• **Brief**
Return each line holding the string "name".

[Extracts from a graphics dataset]
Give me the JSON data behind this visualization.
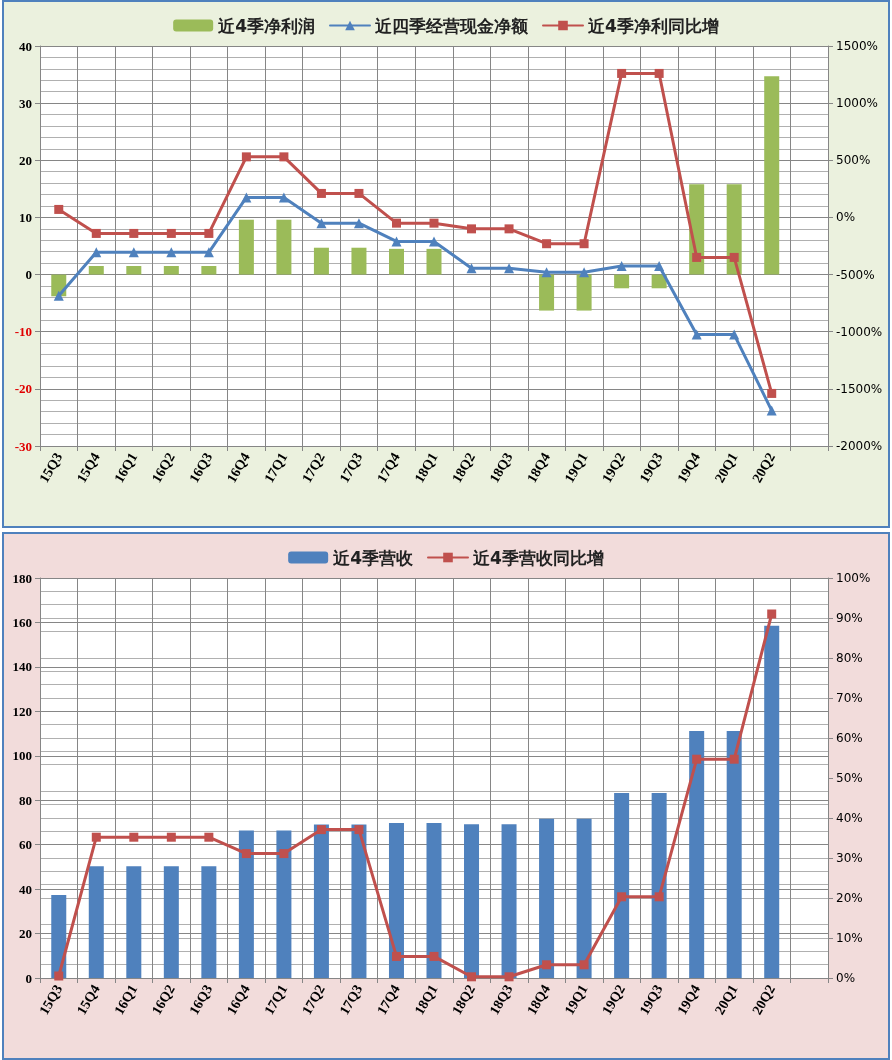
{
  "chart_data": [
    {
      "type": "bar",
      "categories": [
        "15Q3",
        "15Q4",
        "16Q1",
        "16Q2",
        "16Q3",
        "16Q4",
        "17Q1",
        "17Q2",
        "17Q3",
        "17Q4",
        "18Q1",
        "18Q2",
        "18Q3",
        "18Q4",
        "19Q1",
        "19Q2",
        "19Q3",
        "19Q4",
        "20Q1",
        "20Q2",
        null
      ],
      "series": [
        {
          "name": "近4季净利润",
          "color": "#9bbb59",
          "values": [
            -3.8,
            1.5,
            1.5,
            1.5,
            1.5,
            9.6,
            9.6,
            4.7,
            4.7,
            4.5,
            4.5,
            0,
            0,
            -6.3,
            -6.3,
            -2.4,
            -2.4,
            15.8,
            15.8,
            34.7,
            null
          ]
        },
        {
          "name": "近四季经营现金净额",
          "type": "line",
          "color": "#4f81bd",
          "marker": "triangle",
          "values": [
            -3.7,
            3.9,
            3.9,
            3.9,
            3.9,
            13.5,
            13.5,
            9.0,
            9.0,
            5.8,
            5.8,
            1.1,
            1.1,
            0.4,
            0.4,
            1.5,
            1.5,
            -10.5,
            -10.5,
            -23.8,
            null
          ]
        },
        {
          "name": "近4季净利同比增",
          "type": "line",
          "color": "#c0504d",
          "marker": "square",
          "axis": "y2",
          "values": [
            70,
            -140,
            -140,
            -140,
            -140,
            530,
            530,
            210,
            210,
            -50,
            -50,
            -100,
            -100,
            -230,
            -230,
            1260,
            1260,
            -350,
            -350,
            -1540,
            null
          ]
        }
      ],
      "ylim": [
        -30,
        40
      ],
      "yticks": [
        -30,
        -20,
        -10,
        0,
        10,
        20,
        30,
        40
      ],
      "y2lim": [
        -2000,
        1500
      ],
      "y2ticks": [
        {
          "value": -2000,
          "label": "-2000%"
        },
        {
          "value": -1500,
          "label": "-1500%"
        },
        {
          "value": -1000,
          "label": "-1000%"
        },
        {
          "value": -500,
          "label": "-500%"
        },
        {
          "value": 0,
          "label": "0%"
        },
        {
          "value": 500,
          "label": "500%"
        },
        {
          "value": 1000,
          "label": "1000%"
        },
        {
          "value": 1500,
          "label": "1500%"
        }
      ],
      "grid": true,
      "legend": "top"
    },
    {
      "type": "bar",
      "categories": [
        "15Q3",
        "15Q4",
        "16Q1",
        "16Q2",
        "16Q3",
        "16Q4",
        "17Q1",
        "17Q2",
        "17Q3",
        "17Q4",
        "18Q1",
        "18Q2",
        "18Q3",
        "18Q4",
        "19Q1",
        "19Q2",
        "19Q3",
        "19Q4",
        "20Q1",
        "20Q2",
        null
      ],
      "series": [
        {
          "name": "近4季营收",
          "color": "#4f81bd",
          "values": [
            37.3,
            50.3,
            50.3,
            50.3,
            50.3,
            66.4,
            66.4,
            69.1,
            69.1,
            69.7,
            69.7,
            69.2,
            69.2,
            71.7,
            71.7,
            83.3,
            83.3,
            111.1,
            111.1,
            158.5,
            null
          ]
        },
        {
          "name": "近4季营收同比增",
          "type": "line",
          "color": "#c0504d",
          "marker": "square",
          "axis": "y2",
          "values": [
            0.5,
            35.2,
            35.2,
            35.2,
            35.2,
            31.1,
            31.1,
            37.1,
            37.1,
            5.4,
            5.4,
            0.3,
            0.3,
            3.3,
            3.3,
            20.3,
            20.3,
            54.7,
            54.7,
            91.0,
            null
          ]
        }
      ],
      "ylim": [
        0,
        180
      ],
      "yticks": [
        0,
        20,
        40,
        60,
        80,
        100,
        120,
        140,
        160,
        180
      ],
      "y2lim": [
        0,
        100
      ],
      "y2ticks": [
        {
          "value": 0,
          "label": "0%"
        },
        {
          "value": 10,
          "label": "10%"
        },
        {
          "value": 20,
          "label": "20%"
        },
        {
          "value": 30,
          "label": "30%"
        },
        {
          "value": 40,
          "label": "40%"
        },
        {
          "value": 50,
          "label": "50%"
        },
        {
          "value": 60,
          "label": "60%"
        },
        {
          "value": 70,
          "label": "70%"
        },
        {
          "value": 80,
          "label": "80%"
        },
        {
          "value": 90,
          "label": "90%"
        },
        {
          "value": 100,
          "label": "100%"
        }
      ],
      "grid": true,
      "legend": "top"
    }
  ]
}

* * *

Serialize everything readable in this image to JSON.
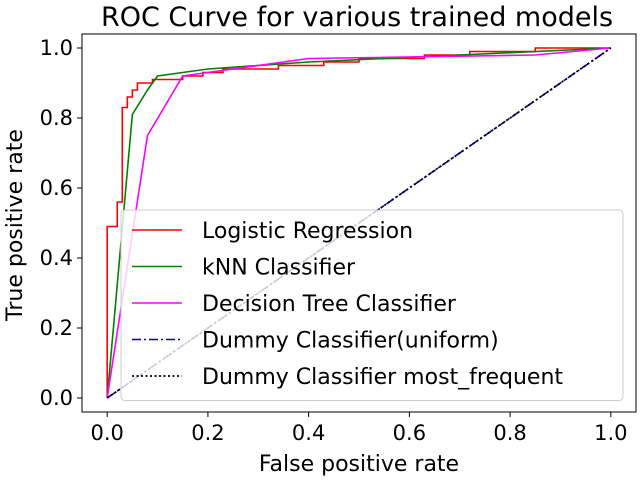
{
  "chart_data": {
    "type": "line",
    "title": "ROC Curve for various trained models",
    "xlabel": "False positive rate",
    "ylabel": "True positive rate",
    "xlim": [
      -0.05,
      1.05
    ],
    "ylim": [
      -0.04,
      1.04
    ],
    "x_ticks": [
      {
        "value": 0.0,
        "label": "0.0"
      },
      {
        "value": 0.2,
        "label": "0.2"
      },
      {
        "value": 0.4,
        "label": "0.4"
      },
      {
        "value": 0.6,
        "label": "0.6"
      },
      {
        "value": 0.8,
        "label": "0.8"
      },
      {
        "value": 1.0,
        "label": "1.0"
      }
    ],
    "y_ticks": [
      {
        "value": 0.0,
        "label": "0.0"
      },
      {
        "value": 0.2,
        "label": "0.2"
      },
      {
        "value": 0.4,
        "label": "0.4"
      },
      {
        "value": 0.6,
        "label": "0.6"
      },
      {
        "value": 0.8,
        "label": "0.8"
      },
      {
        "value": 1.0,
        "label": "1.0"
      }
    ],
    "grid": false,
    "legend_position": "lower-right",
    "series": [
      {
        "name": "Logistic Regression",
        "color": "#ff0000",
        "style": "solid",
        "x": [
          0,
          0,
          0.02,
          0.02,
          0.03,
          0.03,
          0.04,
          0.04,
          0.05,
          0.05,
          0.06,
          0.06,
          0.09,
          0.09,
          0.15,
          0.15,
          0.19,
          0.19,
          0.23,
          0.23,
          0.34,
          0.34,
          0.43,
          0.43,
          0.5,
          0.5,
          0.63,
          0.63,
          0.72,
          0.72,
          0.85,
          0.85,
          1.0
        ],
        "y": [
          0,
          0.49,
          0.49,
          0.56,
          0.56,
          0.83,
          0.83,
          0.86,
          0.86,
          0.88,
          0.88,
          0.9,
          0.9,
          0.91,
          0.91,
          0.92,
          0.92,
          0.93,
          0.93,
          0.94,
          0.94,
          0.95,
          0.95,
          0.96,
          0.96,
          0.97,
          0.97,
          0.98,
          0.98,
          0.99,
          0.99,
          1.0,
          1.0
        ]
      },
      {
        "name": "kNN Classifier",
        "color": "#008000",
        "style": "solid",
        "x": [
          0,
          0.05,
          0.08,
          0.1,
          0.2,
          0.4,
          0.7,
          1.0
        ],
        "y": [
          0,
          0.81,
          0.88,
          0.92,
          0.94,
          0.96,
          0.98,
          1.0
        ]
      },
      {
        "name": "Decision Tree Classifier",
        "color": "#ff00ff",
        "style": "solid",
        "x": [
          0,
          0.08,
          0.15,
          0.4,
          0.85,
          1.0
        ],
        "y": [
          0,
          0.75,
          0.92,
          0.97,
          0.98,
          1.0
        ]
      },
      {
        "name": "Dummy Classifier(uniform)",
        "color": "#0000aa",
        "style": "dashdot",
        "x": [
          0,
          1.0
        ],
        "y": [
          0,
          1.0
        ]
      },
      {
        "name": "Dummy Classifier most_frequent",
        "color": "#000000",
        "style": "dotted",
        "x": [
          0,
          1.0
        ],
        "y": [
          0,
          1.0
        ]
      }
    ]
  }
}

• **Response to this exercise**
          "name": "近4季净利润",
          "name": "近四季经营现金净额",
          "name": "近4季净利同比增",
          "name": "近4季营收",
          "name": "近4季营收同比增",
        "name": "Logistic Regression",
        "name": "kNN Classifier",
        "name": "Decision Tree Classifier",
        "name": "Dummy Classifier(uniform)",
        "name": "Dummy Classifier most_frequent",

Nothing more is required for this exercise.